Activists hold signs and family photos in Lafayette Square outside the White House March 12, 2014 in Washington, D.C.
Brendan Smialowski/AFP/Getty Images

The wrong way to tackle immigration

Updated
At first blush, the fact that House Republicans actually voted on a bill related to immigration policy yesterday may have encouraged reform proponents. The GOP majority has been inclined to largely ignore the issue for quite a while.
 
But the legislation the House took up yesterday didn’t support reform progress; it did the opposite.
A House Republican bill aimed at forcing President Barack Obama to enforce immigration and other laws as they are written drew sharp rebukes Wednesday from the White House and House Democrats, who ripped the measure as anti-immigrant.
 
The legal dispute over President Barack Obama’s unilateral decision to suspend deportations for people brought to the country illegally by their parents, known as “dreamers,” has split the GOP and Democrats before.
At least on paper, the legislation, which passed 233 to 181, wasn’t explicitly about immigration. Rather, this was yet another election-year “message bill,” in which House Republicans pretended to be outraged about President Obama’s entirely routine executive orders. GOP leaders put together a bill – subtly called the ENFORCE Act – intended to make it easier for members of Congress to sue the White House, forcing the administration to prioritize law enforcement in line with lawmakers’ wishes.
 
It is, by any sensible measure, a deeply foolish proposal. How many House Republicans, some of whom surely knew better, had the sense to vote against this transparent nonsense? Zero.

SUPPLIED MATERIAL =>
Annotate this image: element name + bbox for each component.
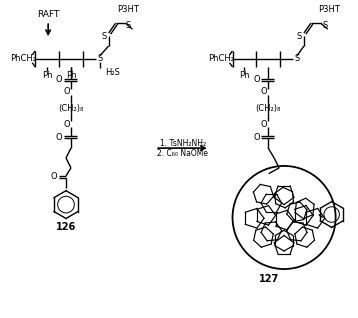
Text: O: O: [64, 120, 70, 129]
Text: RAFT: RAFT: [37, 10, 59, 19]
Text: S: S: [126, 21, 131, 30]
Text: S: S: [294, 54, 300, 63]
Text: O: O: [261, 120, 267, 129]
Text: O: O: [64, 87, 70, 96]
Text: 127: 127: [259, 274, 279, 284]
Text: O: O: [56, 75, 62, 84]
Text: (CH₂)₈: (CH₂)₈: [256, 104, 281, 113]
Text: PhCH₂: PhCH₂: [10, 54, 37, 63]
Text: H₂S: H₂S: [105, 68, 120, 77]
Text: O: O: [261, 87, 267, 96]
Text: PhCH₂: PhCH₂: [208, 54, 234, 63]
Text: O: O: [56, 133, 62, 142]
Text: O: O: [253, 75, 260, 84]
Text: 2. C₆₀ NaOMe: 2. C₆₀ NaOMe: [158, 149, 208, 157]
Text: P3HT: P3HT: [318, 5, 340, 14]
Text: O: O: [51, 172, 57, 181]
Text: Ph: Ph: [66, 71, 76, 80]
Text: Ph: Ph: [42, 71, 52, 80]
Text: (CH₂)₈: (CH₂)₈: [58, 104, 84, 113]
Text: S: S: [97, 54, 102, 63]
Text: P3HT: P3HT: [117, 5, 139, 14]
Text: S: S: [322, 21, 327, 30]
Text: Ph: Ph: [239, 71, 250, 80]
Text: 1. TsNH₂NH₂: 1. TsNH₂NH₂: [160, 139, 206, 148]
Text: S: S: [296, 31, 301, 41]
Text: O: O: [253, 133, 260, 142]
Text: S: S: [101, 31, 106, 41]
Text: 126: 126: [56, 222, 76, 232]
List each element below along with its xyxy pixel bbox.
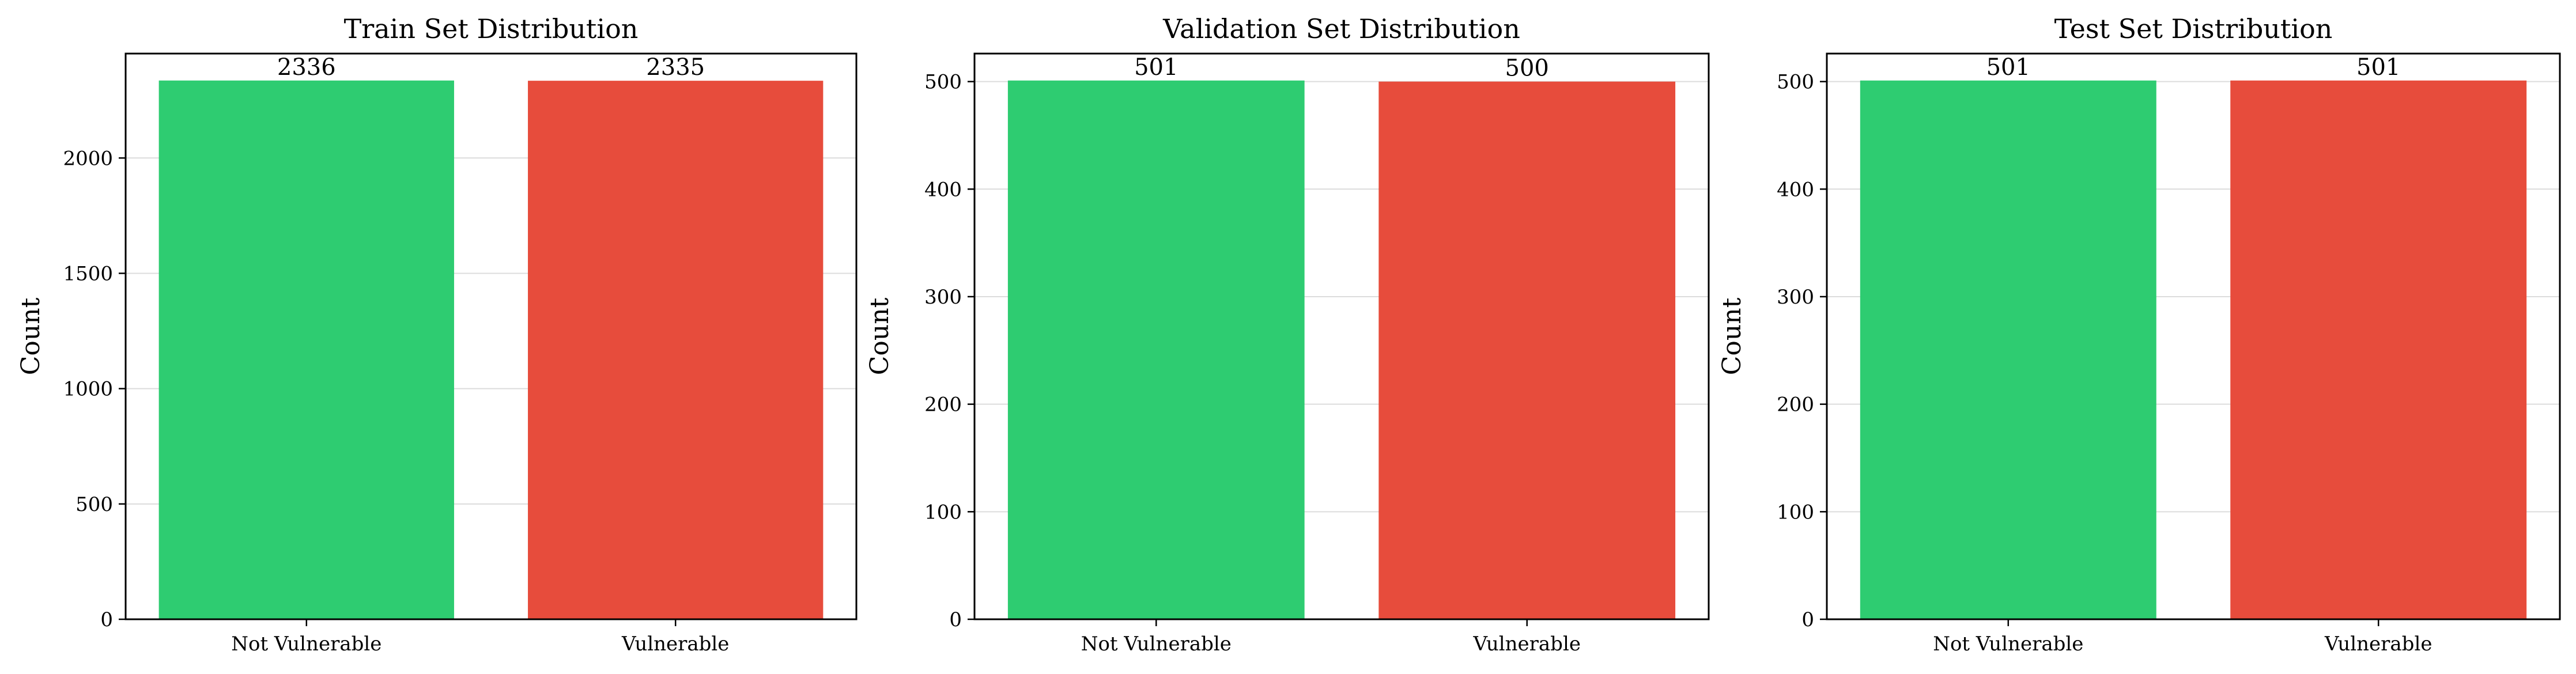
y-tick-label: 400 <box>924 178 962 201</box>
data-label: 500 <box>1505 55 1549 82</box>
x-tick-label: Vulnerable <box>2324 633 2432 656</box>
data-label: 501 <box>1134 54 1178 81</box>
plot-frame <box>1826 52 2561 620</box>
bar-not-vulnerable <box>1007 80 1305 619</box>
x-tick-label: Not Vulnerable <box>1081 633 1232 656</box>
y-tick-label: 200 <box>1777 393 1814 416</box>
chart-panel-validation: 501 Not Vulnerable 500 Vulnerable 0 100 200 300… <box>865 13 1710 656</box>
bar-vulnerable <box>1378 81 1676 619</box>
y-tick-label: 0 <box>100 608 113 631</box>
y-axis-label: Count <box>865 297 894 375</box>
y-tick-label: 1000 <box>63 378 113 401</box>
y-axis-label: Count <box>16 297 46 375</box>
y-tick-label: 500 <box>924 71 962 94</box>
chart-title: Validation Set Distribution <box>1162 13 1520 44</box>
y-tick-label: 500 <box>1777 71 1814 94</box>
y-tick-label: 300 <box>1777 286 1814 309</box>
bar-vulnerable <box>528 81 824 620</box>
x-tick-label: Not Vulnerable <box>1933 633 2083 656</box>
y-tick-label: 2000 <box>63 147 113 170</box>
y-axis-label: Count <box>1717 297 1747 375</box>
plot-frame <box>124 52 858 620</box>
plot-frame <box>973 52 1710 620</box>
y-tick-label: 0 <box>949 608 962 631</box>
data-label: 2335 <box>646 54 705 81</box>
x-tick-label: Vulnerable <box>621 633 729 656</box>
y-tick-label: 200 <box>924 393 962 416</box>
bar-not-vulnerable <box>158 80 454 619</box>
data-label: 501 <box>1986 54 2030 81</box>
y-tick-label: 400 <box>1777 178 1814 201</box>
bar-vulnerable <box>2230 80 2527 619</box>
bar-not-vulnerable <box>1860 80 2156 619</box>
chart-title: Test Set Distribution <box>2054 13 2333 44</box>
y-tick-label: 500 <box>75 493 113 516</box>
y-tick-label: 1500 <box>63 262 113 285</box>
y-tick-label: 100 <box>1777 501 1814 524</box>
chart-title: Train Set Distribution <box>344 13 639 44</box>
x-tick-label: Not Vulnerable <box>231 633 382 656</box>
y-tick-label: 300 <box>924 286 962 309</box>
y-tick-label: 0 <box>1801 608 1814 631</box>
data-label: 501 <box>2356 54 2400 81</box>
x-tick-label: Vulnerable <box>1472 633 1580 656</box>
chart-panel-test: 501 Not Vulnerable 501 Vulnerable 0 100 200 300… <box>1717 13 2561 656</box>
chart-panel-train: 2336 Not Vulnerable 2335 Vulnerable 0 500 1000… <box>16 13 858 656</box>
y-tick-label: 100 <box>924 501 962 524</box>
data-label: 2336 <box>277 54 336 81</box>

SHORT EXERCISE 1 =>
Answer these questions using the immigration article:
(a) By what vote did the House pass the legislation?
(b) What name did GOP leaders give the bill?
(c) Where were the activists in the caption holding signs and family photos?
SHORT EXERCISE 2 =>
In the records, reproduce the stretch from the line containing "Text: O: O: [64, 120, 70, 129]" through the line containing "Text: O: O: [261, 87, 267, 96]", replacing "RAFT" with "ATRP" and leaving everything else unchanged.

ANSWER 1 =>
(a) 233 to 181
(b) The ENFORCE Act
(c) In Lafayette Square outside the White House

ANSWER 2 =>
Text: O: O: [64, 120, 70, 129]
Text: ATRP: ATRP: [37, 10, 59, 19]
Text: S: S: [126, 21, 131, 30]
Text: S: S: [294, 54, 300, 63]
Text: O: O: [261, 120, 267, 129]
Text: O: O: [64, 87, 70, 96]
Text: 127: 127: [259, 274, 279, 284]
Text: O: O: [56, 75, 62, 84]
Text: (CH₂)₈: (CH₂)₈: [256, 104, 281, 113]
Text: PhCH₂: PhCH₂: [10, 54, 37, 63]
Text: H₂S: H₂S: [105, 68, 120, 77]
Text: O: O: [261, 87, 267, 96]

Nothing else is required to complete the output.